** Start **
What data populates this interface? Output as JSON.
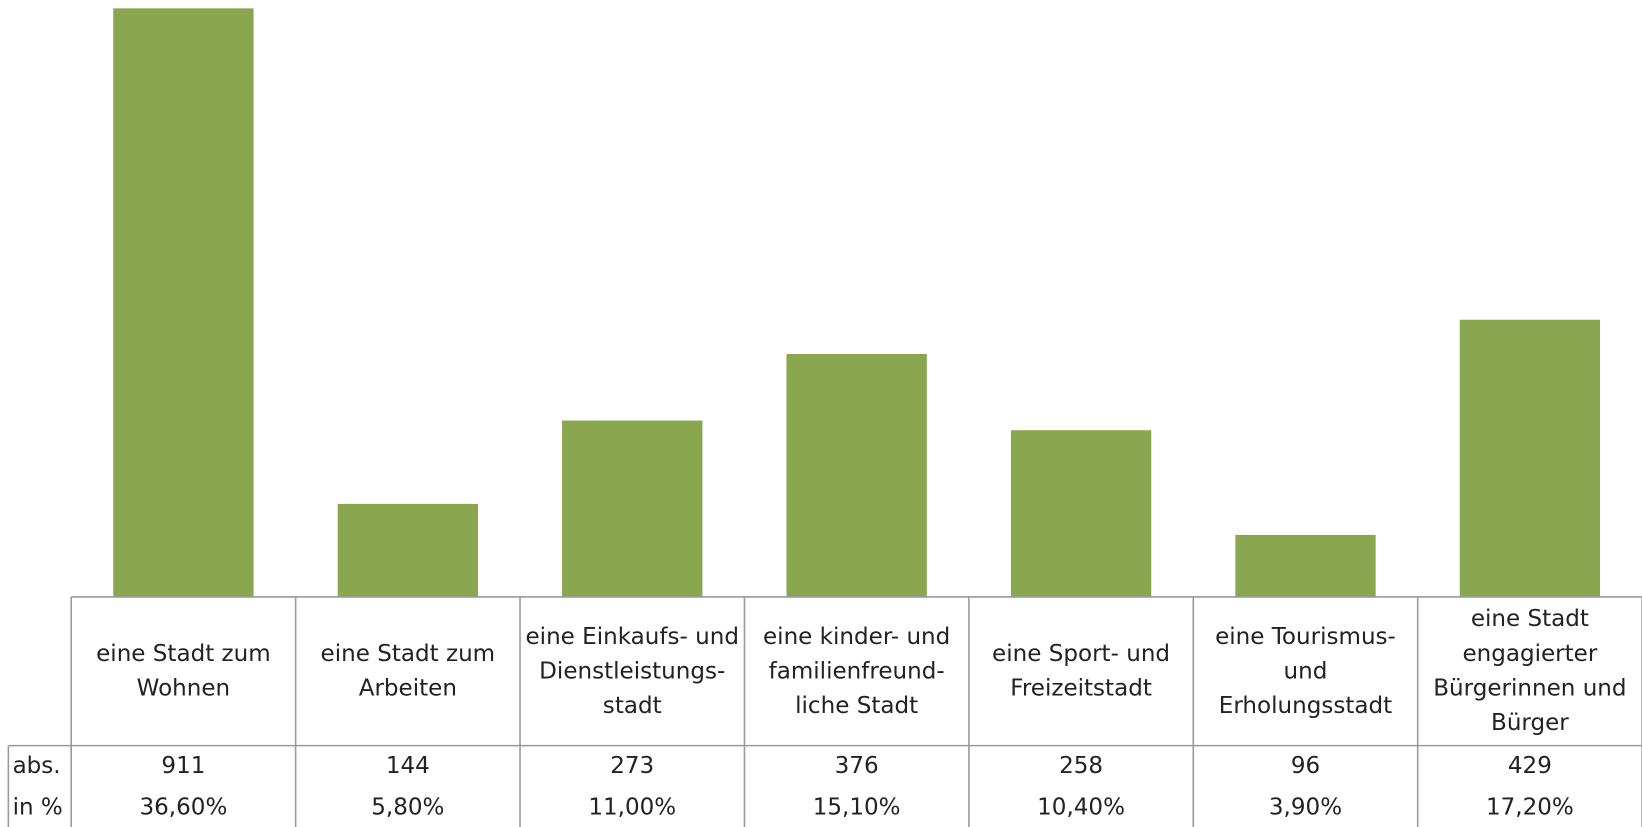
{
  "chart_data": {
    "type": "bar",
    "categories": [
      "eine Stadt zum\nWohnen",
      "eine Stadt zum\nArbeiten",
      "eine Einkaufs- und\nDienstleistungs-\nstadt",
      "eine kinder- und\nfamilienfreund-\nliche Stadt",
      "eine Sport- und\nFreizeitstadt",
      "eine Tourismus-\nund\nErholungsstadt",
      "eine Stadt\nengagierter\nBürgerinnen und\nBürger"
    ],
    "values": [
      911,
      144,
      273,
      376,
      258,
      96,
      429
    ],
    "color": "#8aa64e",
    "row_labels": [
      "abs.",
      "in %"
    ],
    "percents": [
      36.6,
      5.8,
      11.0,
      15.1,
      10.4,
      3.9,
      17.2
    ],
    "percent_labels": [
      "36,60%",
      "5,80%",
      "11,00%",
      "15,10%",
      "10,40%",
      "3,90%",
      "17,20%"
    ]
  }
}
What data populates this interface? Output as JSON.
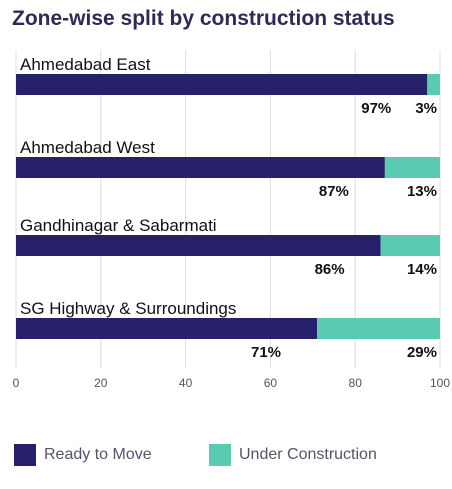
{
  "chart_data": {
    "type": "bar",
    "orientation": "horizontal",
    "stacked": true,
    "title": "Zone-wise split by construction status",
    "categories": [
      "Ahmedabad East",
      "Ahmedabad West",
      "Gandhinagar & Sabarmati",
      "SG Highway & Surroundings"
    ],
    "series": [
      {
        "name": "Ready to Move",
        "values": [
          97,
          87,
          86,
          71
        ],
        "labels": [
          "97%",
          "87%",
          "86%",
          "71%"
        ],
        "color": "#27216b"
      },
      {
        "name": "Under Construction",
        "values": [
          3,
          13,
          14,
          29
        ],
        "labels": [
          "3%",
          "13%",
          "14%",
          "29%"
        ],
        "color": "#5acbb2"
      }
    ],
    "xlim": [
      0,
      100
    ],
    "xticks": [
      0,
      20,
      40,
      60,
      80,
      100
    ],
    "grid": true,
    "legend_position": "bottom"
  }
}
** End **
Task prompt
Leave out the pictures and give the listing above again exactly.

Output for this task
What data populates this interface? Output as JSON.
{
  "chart_data": {
    "type": "bar",
    "categories": [
      "eine Stadt zum\nWohnen",
      "eine Stadt zum\nArbeiten",
      "eine Einkaufs- und\nDienstleistungs-\nstadt",
      "eine kinder- und\nfamilienfreund-\nliche Stadt",
      "eine Sport- und\nFreizeitstadt",
      "eine Tourismus-\nund\nErholungsstadt",
      "eine Stadt\nengagierter\nBürgerinnen und\nBürger"
    ],
    "values": [
      911,
      144,
      273,
      376,
      258,
      96,
      429
    ],
    "color": "#8aa64e",
    "row_labels": [
      "abs.",
      "in %"
    ],
    "percents": [
      36.6,
      5.8,
      11.0,
      15.1,
      10.4,
      3.9,
      17.2
    ],
    "percent_labels": [
      "36,60%",
      "5,80%",
      "11,00%",
      "15,10%",
      "10,40%",
      "3,90%",
      "17,20%"
    ]
  }
}
What data populates this interface? Output as JSON.
{
  "chart_data": {
    "type": "bar",
    "orientation": "horizontal",
    "stacked": true,
    "title": "Zone-wise split by construction status",
    "categories": [
      "Ahmedabad East",
      "Ahmedabad West",
      "Gandhinagar & Sabarmati",
      "SG Highway & Surroundings"
    ],
    "series": [
      {
        "name": "Ready to Move",
        "values": [
          97,
          87,
          86,
          71
        ],
        "labels": [
          "97%",
          "87%",
          "86%",
          "71%"
        ],
        "color": "#27216b"
      },
      {
        "name": "Under Construction",
        "values": [
          3,
          13,
          14,
          29
        ],
        "labels": [
          "3%",
          "13%",
          "14%",
          "29%"
        ],
        "color": "#5acbb2"
      }
    ],
    "xlim": [
      0,
      100
    ],
    "xticks": [
      0,
      20,
      40,
      60,
      80,
      100
    ],
    "grid": true,
    "legend_position": "bottom"
  }
}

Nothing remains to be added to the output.